Given text:

-------

2B(8)(iv). CANCELLATION FEE. If the Company at any time notifies
Prudential in writing that the Company is canceling the closing of the purchase
and sale of any Accepted Note, or if Prudential notifies the Company in writing
under the circumstances set forth in the last sentence of paragraph 2B(5) or the
penultimate sentence of paragraph 2B(7) that the closing of the purchase and
sale of such Accepted Note is to be canceled, or if the closing of the purchase
and sale of such Accepted Note is not consummated on or prior to the last day of
the Issuance Period (the date of any such notification, or the last day of the
Issuance Period, as the case may be, being herein called the "CANCELLATION
DATE"), the Company will pay to Prudential in immediately available funds an
amount (the "CANCELLATION FEE") calculated as follows:
PI X PA
where "PI" means Price Increase, i.e., the quotient (expressed in decimals)

-------

Extracted information:
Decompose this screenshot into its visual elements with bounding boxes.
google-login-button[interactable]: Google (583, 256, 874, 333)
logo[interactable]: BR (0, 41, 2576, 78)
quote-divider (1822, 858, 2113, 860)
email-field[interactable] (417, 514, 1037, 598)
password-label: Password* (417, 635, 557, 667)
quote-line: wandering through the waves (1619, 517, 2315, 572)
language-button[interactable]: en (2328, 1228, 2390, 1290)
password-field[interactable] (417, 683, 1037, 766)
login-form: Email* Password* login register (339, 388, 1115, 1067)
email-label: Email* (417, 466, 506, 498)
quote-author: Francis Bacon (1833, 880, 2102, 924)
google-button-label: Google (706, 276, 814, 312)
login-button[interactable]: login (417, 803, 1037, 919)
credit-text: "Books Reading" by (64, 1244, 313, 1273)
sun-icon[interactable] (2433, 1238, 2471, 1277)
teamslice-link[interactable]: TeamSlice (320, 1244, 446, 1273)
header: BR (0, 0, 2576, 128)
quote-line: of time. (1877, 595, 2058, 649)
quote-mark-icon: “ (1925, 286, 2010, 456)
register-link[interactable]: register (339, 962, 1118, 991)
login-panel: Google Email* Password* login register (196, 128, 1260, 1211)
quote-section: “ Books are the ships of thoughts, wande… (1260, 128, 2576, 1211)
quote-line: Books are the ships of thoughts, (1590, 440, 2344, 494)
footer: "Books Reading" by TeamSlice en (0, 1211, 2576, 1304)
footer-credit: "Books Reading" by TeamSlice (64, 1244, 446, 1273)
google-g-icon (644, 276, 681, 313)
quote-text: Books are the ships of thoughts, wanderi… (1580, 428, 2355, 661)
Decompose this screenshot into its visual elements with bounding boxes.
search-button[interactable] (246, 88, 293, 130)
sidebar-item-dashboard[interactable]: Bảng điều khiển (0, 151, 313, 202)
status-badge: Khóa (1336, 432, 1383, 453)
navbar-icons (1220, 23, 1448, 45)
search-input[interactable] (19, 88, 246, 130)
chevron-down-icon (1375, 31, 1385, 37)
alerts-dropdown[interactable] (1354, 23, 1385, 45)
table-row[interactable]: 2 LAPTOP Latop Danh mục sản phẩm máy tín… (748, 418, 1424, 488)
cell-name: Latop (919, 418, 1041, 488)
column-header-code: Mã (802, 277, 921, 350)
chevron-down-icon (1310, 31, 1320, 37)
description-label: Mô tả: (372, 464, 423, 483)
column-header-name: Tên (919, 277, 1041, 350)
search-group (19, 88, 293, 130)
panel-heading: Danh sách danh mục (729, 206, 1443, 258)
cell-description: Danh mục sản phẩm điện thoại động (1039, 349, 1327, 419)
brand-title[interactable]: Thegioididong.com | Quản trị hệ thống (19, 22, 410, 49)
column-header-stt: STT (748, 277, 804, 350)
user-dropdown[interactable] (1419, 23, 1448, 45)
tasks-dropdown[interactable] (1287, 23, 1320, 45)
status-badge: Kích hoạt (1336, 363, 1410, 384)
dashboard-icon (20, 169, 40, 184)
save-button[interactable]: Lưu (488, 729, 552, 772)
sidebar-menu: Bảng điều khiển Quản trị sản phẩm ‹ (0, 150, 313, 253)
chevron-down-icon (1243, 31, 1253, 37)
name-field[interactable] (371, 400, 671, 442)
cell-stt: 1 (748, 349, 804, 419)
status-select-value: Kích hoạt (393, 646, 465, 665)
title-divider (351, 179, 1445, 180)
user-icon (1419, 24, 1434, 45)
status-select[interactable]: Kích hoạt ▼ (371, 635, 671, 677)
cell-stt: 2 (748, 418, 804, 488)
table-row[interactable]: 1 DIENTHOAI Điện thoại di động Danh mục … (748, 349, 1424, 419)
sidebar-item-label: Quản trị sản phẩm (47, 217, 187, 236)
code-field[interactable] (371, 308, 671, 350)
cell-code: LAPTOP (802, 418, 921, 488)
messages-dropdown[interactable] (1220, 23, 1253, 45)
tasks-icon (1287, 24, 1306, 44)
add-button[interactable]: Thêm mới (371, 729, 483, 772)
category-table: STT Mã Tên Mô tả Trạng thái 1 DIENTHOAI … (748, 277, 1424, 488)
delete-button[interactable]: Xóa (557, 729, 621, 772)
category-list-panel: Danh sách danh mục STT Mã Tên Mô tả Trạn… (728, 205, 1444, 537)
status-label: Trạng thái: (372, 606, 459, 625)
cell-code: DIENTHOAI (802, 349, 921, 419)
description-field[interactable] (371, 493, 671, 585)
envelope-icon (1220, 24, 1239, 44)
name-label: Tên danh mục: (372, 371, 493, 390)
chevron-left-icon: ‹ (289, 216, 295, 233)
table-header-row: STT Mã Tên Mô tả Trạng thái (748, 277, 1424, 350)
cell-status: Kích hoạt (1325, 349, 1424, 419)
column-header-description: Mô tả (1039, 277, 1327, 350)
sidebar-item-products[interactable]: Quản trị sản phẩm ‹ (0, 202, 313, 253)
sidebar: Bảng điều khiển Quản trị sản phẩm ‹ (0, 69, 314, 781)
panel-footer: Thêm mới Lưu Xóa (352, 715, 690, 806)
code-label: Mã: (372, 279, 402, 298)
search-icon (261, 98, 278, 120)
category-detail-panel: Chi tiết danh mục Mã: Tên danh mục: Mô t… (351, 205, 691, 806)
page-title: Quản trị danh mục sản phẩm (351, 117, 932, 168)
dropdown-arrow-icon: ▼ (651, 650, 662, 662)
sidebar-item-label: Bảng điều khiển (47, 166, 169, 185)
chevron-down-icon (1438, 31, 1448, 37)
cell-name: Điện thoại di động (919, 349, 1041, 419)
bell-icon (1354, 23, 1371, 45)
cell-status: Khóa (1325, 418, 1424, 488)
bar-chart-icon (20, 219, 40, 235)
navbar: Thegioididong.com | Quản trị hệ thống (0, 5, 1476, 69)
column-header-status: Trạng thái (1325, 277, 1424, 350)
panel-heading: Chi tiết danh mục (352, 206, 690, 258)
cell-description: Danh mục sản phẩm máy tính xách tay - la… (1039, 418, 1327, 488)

-------

Exercise task: In the given text, condense the paragraph that begins "2B(8)(iv). CANCELLATION FEE." into a short bulleted list of its main facts.

Answer to this task:
- The Company must pay Prudential a cancellation fee in any of three cases:
  - The Company notifies Prudential in writing that it is canceling the closing of the purchase and sale of an Accepted Note.
  - Prudential notifies the Company in writing that the closing is canceled, under the circumstances in the last sentence of paragraph 2B(5) or the penultimate sentence of paragraph 2B(7).
  - The closing is not completed by the last day of the Issuance Period.
- The "Cancellation Date" is the date of the notification or, in the third case, the last day of the Issuance Period.
- The fee is paid in immediately available funds and calculated as PI X PA, where "PI" means Price Increase.